TO DO:
Set down each record exactly as written.

== DATA FOR REVIEW ==

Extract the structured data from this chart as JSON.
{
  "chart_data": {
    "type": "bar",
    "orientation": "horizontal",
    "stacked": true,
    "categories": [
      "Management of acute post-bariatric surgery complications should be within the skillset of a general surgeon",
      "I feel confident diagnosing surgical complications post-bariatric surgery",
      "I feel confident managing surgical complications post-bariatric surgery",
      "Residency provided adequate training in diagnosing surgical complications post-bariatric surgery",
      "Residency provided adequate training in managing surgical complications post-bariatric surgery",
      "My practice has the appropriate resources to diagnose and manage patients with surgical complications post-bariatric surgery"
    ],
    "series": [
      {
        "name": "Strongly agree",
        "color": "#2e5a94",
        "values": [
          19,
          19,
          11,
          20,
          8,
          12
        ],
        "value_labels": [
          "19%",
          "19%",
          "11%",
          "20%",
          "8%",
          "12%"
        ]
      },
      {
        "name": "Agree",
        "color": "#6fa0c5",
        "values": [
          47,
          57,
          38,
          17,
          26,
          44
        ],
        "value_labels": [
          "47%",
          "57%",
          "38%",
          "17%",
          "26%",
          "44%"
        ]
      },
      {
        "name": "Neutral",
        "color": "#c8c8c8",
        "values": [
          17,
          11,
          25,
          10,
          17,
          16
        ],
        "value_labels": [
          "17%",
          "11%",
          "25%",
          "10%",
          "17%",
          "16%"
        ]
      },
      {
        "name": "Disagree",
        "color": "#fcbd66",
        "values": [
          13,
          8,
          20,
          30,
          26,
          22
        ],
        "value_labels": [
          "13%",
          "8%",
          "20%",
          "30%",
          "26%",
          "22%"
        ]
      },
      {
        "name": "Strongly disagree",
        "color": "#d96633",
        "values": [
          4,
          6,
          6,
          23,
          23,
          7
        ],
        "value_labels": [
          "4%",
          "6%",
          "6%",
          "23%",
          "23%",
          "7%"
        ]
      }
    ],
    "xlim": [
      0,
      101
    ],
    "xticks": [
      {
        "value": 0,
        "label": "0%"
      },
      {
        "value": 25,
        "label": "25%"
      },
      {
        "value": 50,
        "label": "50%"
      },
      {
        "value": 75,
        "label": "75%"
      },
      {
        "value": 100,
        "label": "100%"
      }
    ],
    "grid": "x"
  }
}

===

WRITTEN ANSWER:
Extract the structured data from this chart as JSON.
{
  "chart_data": {
    "type": "bar",
    "orientation": "horizontal",
    "stacked": true,
    "categories": [
      "Management of acute post-bariatric surgery complications should be within the skillset of a general surgeon",
      "I feel confident diagnosing surgical complications post-bariatric surgery",
      "I feel confident managing surgical complications post-bariatric surgery",
      "Residency provided adequate training in diagnosing surgical complications post-bariatric surgery",
      "Residency provided adequate training in managing surgical complications post-bariatric surgery",
      "My practice has the appropriate resources to diagnose and manage patients with surgical complications post-bariatric surgery"
    ],
    "series": [
      {
        "name": "Strongly agree",
        "color": "#2e5a94",
        "values": [
          19,
          19,
          11,
          20,
          8,
          12
        ],
        "value_labels": [
          "19%",
          "19%",
          "11%",
          "20%",
          "8%",
          "12%"
        ]
      },
      {
        "name": "Agree",
        "color": "#6fa0c5",
        "values": [
          47,
          57,
          38,
          17,
          26,
          44
        ],
        "value_labels": [
          "47%",
          "57%",
          "38%",
          "17%",
          "26%",
          "44%"
        ]
      },
      {
        "name": "Neutral",
        "color": "#c8c8c8",
        "values": [
          17,
          11,
          25,
          10,
          17,
          16
        ],
        "value_labels": [
          "17%",
          "11%",
          "25%",
          "10%",
          "17%",
          "16%"
        ]
      },
      {
        "name": "Disagree",
        "color": "#fcbd66",
        "values": [
          13,
          8,
          20,
          30,
          26,
          22
        ],
        "value_labels": [
          "13%",
          "8%",
          "20%",
          "30%",
          "26%",
          "22%"
        ]
      },
      {
        "name": "Strongly disagree",
        "color": "#d96633",
        "values": [
          4,
          6,
          6,
          23,
          23,
          7
        ],
        "value_labels": [
          "4%",
          "6%",
          "6%",
          "23%",
          "23%",
          "7%"
        ]
      }
    ],
    "xlim": [
      0,
      101
    ],
    "xticks": [
      {
        "value": 0,
        "label": "0%"
      },
      {
        "value": 25,
        "label": "25%"
      },
      {
        "value": 50,
        "label": "50%"
      },
      {
        "value": 75,
        "label": "75%"
      },
      {
        "value": 100,
        "label": "100%"
      }
    ],
    "grid": "x"
  }
}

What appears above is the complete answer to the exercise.